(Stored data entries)

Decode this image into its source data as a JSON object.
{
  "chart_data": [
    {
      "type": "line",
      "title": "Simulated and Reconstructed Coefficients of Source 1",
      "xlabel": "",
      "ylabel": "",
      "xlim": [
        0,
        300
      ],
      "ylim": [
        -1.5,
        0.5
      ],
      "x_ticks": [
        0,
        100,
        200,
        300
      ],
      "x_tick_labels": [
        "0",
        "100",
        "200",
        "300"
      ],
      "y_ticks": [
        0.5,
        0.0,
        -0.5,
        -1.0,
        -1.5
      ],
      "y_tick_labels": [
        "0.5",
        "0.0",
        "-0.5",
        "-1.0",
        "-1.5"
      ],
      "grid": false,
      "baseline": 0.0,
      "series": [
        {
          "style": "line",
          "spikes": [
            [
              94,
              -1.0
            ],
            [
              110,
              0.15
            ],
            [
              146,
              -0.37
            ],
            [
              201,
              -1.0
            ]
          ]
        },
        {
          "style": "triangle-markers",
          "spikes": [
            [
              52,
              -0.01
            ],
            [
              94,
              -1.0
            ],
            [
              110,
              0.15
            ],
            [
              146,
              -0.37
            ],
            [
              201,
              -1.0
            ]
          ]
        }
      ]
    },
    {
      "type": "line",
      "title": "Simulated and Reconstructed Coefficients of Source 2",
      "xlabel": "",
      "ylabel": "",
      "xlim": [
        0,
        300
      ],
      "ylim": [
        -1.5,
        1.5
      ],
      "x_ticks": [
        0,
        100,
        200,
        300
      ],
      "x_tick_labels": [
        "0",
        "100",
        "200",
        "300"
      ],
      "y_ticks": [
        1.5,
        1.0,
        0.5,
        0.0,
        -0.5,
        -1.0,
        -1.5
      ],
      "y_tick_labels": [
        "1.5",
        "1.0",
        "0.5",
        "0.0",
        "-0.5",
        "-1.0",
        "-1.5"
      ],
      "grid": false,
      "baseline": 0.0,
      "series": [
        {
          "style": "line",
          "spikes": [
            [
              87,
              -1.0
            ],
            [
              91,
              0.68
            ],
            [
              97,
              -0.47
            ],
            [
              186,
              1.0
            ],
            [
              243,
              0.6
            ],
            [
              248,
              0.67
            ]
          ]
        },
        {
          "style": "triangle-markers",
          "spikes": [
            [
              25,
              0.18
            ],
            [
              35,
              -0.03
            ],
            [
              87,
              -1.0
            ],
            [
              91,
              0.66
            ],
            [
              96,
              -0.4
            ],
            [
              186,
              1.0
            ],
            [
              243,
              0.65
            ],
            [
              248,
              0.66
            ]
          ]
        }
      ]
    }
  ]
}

- DO THIS: Using the records above, copy each line that contains "Coefficients".

- ANSWER FOR THIS EXERCISE:
      "title": "Simulated and Reconstructed Coefficients of Source 1",
      "title": "Simulated and Reconstructed Coefficients of Source 2",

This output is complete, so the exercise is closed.